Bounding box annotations
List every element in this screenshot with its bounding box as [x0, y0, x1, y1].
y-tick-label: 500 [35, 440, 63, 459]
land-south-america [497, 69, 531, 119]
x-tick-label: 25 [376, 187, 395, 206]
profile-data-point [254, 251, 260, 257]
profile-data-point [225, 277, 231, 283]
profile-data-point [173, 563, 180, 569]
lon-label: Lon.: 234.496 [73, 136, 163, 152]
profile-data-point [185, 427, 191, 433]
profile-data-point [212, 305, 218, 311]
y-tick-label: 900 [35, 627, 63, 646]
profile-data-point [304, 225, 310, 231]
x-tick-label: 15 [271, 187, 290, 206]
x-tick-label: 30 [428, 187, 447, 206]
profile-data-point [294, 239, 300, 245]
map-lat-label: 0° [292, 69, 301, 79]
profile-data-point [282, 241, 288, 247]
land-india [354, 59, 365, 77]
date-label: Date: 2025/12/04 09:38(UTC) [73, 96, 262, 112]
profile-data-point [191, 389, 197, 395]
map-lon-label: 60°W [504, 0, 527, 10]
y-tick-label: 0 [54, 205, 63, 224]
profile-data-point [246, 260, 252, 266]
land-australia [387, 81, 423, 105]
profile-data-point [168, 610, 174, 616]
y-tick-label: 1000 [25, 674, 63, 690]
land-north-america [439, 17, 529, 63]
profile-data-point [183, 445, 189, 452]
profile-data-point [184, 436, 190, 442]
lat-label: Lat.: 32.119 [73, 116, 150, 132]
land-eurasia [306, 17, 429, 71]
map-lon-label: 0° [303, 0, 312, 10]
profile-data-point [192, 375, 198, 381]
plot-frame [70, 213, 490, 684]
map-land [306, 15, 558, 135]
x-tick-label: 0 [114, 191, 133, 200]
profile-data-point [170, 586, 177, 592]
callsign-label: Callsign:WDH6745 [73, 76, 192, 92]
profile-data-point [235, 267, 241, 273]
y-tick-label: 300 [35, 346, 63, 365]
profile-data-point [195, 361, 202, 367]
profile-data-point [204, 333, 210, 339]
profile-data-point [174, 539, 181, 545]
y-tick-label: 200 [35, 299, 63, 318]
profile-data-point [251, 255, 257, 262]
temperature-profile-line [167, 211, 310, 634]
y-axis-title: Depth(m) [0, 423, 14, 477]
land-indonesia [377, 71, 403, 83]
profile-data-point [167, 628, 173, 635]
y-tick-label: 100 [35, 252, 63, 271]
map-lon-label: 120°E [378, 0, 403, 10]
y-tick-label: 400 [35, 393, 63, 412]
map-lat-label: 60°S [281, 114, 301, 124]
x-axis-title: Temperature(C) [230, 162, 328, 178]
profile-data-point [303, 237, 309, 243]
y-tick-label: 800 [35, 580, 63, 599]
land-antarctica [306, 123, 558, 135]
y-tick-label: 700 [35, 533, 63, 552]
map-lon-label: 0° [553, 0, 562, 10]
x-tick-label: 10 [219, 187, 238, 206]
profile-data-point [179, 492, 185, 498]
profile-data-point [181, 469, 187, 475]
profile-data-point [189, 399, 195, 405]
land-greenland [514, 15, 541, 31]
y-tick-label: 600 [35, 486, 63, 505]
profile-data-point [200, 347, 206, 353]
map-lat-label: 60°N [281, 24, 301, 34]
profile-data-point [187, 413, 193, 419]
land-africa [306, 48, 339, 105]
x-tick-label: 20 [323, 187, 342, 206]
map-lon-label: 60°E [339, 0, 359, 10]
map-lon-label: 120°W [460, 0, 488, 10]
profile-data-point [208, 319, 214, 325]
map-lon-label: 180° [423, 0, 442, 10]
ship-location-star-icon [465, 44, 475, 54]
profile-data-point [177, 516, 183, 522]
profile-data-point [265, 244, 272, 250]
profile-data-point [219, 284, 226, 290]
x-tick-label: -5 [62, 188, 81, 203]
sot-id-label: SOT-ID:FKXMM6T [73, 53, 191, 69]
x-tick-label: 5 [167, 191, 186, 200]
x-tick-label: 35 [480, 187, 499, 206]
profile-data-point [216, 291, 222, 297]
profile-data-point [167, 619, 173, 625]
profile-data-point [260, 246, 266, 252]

▸ **Written exercise**: Convert all of the material above into a numbered list, leaving out any blank lines.

▸ **The solution**:
1. List every element in this screenshot with its bounding box as [x0, y0, x1, y1].
2. y-tick-label: 500 [35, 440, 63, 459]
3. land-south-america [497, 69, 531, 119]
4. x-tick-label: 25 [376, 187, 395, 206]
5. profile-data-point [254, 251, 260, 257]
6. profile-data-point [225, 277, 231, 283]
7. profile-data-point [173, 563, 180, 569]
8. lon-label: Lon.: 234.496 [73, 136, 163, 152]
9. profile-data-point [185, 427, 191, 433]
10. profile-data-point [212, 305, 218, 311]
11. y-tick-label: 900 [35, 627, 63, 646]
12. profile-data-point [304, 225, 310, 231]
13. x-tick-label: 15 [271, 187, 290, 206]
14. x-tick-label: 30 [428, 187, 447, 206]
15. profile-data-point [294, 239, 300, 245]
16. map-lat-label: 0° [292, 69, 301, 79]
17. profile-data-point [282, 241, 288, 247]
18. land-india [354, 59, 365, 77]
19. date-label: Date: 2025/12/04 09:38(UTC) [73, 96, 262, 112]
20. profile-data-point [191, 389, 197, 395]
21. map-lon-label: 60°W [504, 0, 527, 10]
22. y-tick-label: 0 [54, 205, 63, 224]
23. profile-data-point [246, 260, 252, 266]
24. land-australia [387, 81, 423, 105]
25. profile-data-point [168, 610, 174, 616]
26. y-tick-label: 1000 [25, 674, 63, 690]
27. land-north-america [439, 17, 529, 63]
28. profile-data-point [183, 445, 189, 452]
29. profile-data-point [184, 436, 190, 442]
30. lat-label: Lat.: 32.119 [73, 116, 150, 132]
31. land-eurasia [306, 17, 429, 71]
32. map-lon-label: 0° [303, 0, 312, 10]
33. profile-data-point [192, 375, 198, 381]
34. plot-frame [70, 213, 490, 684]
35. map-land [306, 15, 558, 135]
36. x-tick-label: 0 [114, 191, 133, 200]
37. profile-data-point [170, 586, 177, 592]
38. callsign-label: Callsign:WDH6745 [73, 76, 192, 92]
39. profile-data-point [235, 267, 241, 273]
40. y-tick-label: 300 [35, 346, 63, 365]
41. profile-data-point [195, 361, 202, 367]
42. profile-data-point [204, 333, 210, 339]
43. profile-data-point [174, 539, 181, 545]
44. y-tick-label: 200 [35, 299, 63, 318]
45. profile-data-point [251, 255, 257, 262]
46. temperature-profile-line [167, 211, 310, 634]
47. y-axis-title: Depth(m) [0, 423, 14, 477]
48. land-indonesia [377, 71, 403, 83]
49. profile-data-point [167, 628, 173, 635]
50. y-tick-label: 100 [35, 252, 63, 271]
51. map-lon-label: 120°E [378, 0, 403, 10]
52. y-tick-label: 400 [35, 393, 63, 412]
53. map-lat-label: 60°S [281, 114, 301, 124]
54. x-axis-title: Temperature(C) [230, 162, 328, 178]
55. profile-data-point [303, 237, 309, 243]
56. y-tick-label: 800 [35, 580, 63, 599]
57. land-antarctica [306, 123, 558, 135]
58. y-tick-label: 700 [35, 533, 63, 552]
59. map-lon-label: 0° [553, 0, 562, 10]
60. x-tick-label: 10 [219, 187, 238, 206]
61. profile-data-point [179, 492, 185, 498]
62. profile-data-point [181, 469, 187, 475]
63. profile-data-point [189, 399, 195, 405]
64. land-greenland [514, 15, 541, 31]
65. y-tick-label: 600 [35, 486, 63, 505]
66. profile-data-point [200, 347, 206, 353]
67. map-lat-label: 60°N [281, 24, 301, 34]
68. profile-data-point [187, 413, 193, 419]
69. land-africa [306, 48, 339, 105]
70. x-tick-label: 20 [323, 187, 342, 206]
71. map-lon-label: 60°E [339, 0, 359, 10]
72. map-lon-label: 120°W [460, 0, 488, 10]
73. profile-data-point [208, 319, 214, 325]
74. map-lon-label: 180° [423, 0, 442, 10]
75. ship-location-star-icon [465, 44, 475, 54]
76. profile-data-point [177, 516, 183, 522]
77. profile-data-point [265, 244, 272, 250]
78. profile-data-point [219, 284, 226, 290]
79. x-tick-label: -5 [62, 188, 81, 203]
80. sot-id-label: SOT-ID:FKXMM6T [73, 53, 191, 69]
81. x-tick-label: 5 [167, 191, 186, 200]
82. x-tick-label: 35 [480, 187, 499, 206]
83. profile-data-point [216, 291, 222, 297]
84. profile-data-point [167, 619, 173, 625]
85. profile-data-point [260, 246, 266, 252]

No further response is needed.